EXERCISE DIRECTIONS => Look through the data below and work out how many lines contain the string "slope". Give the number alone.

* begin AVAILABLE RECORDS *

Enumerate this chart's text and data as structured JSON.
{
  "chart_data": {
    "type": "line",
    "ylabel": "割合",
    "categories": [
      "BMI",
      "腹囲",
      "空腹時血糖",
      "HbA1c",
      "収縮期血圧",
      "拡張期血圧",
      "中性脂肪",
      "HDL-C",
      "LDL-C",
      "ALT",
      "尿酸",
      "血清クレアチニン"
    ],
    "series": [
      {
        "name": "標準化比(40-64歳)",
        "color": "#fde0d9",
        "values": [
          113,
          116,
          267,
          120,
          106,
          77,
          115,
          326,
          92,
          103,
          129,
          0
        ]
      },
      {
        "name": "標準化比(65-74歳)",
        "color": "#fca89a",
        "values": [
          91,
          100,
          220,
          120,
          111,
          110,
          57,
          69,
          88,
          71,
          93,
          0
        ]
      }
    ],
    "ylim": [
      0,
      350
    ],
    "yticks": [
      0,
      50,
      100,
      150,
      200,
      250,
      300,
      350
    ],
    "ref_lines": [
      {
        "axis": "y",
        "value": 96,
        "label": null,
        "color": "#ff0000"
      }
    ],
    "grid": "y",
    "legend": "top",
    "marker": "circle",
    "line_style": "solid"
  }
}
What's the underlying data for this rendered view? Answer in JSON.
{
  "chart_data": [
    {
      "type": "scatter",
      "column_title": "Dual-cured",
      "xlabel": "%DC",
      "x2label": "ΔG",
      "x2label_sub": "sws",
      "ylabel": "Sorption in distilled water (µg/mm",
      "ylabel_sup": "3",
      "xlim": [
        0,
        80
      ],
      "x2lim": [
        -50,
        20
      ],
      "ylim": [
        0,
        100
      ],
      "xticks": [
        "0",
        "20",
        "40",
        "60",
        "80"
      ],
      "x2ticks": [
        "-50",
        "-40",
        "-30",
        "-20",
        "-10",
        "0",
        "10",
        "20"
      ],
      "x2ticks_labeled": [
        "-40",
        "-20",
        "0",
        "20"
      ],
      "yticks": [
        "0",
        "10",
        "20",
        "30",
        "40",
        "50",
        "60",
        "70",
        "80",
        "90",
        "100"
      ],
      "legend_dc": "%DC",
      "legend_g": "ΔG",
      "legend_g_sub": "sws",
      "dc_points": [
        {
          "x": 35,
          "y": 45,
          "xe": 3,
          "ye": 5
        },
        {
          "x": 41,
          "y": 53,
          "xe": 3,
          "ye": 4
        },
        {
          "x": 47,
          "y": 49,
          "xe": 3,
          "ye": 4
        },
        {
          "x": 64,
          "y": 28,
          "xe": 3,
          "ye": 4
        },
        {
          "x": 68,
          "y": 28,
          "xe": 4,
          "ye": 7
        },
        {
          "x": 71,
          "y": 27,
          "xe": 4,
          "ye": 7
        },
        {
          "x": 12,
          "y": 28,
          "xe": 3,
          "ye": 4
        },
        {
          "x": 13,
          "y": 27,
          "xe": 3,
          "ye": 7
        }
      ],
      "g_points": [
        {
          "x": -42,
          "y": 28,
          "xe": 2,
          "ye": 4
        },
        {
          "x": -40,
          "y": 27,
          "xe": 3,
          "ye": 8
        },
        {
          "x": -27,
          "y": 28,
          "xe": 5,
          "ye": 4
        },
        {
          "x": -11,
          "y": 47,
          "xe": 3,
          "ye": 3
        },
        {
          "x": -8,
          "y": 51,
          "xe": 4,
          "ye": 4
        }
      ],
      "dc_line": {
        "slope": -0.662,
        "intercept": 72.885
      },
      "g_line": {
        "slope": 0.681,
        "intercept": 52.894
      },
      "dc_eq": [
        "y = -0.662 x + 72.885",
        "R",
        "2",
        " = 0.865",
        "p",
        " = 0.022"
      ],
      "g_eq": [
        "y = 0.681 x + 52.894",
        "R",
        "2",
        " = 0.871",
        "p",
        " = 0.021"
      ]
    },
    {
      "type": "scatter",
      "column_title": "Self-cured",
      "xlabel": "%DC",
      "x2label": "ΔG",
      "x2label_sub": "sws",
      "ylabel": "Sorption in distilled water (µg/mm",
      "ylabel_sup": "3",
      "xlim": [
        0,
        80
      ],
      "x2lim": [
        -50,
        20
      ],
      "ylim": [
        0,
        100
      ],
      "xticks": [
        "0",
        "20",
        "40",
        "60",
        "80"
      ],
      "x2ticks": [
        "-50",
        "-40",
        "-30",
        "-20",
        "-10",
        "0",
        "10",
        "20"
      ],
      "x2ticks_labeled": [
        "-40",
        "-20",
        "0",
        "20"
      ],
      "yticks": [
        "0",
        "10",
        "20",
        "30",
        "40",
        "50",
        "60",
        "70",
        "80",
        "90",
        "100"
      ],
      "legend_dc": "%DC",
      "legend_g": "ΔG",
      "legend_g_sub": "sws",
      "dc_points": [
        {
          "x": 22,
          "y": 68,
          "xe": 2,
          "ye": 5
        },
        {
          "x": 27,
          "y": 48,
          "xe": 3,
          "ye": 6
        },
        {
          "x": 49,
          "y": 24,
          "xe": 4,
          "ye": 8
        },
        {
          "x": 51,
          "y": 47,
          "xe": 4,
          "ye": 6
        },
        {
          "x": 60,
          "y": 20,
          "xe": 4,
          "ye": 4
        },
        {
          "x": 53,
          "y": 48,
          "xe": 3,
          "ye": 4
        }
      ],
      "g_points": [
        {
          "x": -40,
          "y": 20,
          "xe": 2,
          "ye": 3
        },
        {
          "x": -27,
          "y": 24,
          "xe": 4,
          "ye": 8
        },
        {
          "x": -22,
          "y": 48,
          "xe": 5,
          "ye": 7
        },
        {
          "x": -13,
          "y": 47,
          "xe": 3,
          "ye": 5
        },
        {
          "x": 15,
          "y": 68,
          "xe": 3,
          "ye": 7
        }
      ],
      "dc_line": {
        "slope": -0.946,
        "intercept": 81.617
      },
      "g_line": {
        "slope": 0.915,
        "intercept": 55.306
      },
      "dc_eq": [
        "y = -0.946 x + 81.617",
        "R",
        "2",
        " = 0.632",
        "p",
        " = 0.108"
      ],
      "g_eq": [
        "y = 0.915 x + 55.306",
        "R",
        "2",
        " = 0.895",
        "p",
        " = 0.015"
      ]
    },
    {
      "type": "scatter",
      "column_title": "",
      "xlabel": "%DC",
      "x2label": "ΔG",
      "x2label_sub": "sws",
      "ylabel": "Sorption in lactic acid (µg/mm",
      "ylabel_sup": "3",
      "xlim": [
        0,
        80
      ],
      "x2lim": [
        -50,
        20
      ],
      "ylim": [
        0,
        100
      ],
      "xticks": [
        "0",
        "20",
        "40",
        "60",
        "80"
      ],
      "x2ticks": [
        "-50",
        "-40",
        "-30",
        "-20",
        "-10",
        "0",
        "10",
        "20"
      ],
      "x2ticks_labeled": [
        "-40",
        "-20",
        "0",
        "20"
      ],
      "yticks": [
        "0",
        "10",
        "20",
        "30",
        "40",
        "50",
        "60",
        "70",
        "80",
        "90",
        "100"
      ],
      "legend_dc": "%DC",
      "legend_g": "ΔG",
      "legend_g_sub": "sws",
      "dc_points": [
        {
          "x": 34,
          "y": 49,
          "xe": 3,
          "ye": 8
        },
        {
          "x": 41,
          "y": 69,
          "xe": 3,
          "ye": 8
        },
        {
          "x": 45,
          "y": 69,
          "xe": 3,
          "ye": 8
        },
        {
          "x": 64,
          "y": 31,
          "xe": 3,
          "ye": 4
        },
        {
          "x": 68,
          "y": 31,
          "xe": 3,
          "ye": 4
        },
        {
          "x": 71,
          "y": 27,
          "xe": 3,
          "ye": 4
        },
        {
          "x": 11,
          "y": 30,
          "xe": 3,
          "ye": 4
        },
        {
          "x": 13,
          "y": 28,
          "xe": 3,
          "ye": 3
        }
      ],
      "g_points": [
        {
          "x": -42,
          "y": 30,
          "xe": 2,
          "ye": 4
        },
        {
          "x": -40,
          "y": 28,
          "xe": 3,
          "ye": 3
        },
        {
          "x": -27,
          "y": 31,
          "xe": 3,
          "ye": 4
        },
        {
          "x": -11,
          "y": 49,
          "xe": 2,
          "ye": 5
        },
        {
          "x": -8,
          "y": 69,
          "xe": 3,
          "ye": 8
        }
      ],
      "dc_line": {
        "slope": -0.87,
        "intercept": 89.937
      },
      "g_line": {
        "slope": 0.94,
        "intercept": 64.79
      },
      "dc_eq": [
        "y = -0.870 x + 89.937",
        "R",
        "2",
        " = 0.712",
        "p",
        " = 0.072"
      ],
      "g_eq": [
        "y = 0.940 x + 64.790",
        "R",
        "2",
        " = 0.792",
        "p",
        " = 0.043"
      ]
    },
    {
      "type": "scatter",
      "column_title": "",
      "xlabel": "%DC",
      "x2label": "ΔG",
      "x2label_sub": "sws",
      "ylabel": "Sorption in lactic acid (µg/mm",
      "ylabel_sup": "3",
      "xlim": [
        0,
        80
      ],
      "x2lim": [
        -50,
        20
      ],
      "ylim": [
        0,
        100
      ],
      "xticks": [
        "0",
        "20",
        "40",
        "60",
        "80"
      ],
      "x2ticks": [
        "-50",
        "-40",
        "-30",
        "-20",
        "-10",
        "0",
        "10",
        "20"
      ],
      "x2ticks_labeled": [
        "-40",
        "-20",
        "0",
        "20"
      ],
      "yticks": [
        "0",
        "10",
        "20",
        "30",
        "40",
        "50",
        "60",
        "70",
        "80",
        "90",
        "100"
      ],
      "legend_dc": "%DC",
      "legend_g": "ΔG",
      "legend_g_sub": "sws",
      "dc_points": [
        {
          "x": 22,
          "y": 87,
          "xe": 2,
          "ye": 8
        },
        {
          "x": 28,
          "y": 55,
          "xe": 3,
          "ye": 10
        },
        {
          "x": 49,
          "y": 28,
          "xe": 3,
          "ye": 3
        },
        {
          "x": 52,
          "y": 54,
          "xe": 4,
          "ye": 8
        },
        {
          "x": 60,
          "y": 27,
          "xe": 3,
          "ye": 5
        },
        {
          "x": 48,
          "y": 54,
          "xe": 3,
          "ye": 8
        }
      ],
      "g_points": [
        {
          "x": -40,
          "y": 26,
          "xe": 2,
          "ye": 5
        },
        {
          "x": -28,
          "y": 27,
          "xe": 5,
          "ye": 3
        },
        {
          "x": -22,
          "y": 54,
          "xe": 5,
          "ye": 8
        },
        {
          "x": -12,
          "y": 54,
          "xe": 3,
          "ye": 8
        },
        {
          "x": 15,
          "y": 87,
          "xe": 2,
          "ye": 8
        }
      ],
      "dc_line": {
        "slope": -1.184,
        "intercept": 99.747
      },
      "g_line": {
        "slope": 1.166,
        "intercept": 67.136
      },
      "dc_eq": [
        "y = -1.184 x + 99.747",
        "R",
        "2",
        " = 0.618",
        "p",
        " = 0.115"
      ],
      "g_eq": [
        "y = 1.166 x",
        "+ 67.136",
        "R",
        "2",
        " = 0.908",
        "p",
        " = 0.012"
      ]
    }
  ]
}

* end AVAILABLE RECORDS *

REPLY => 8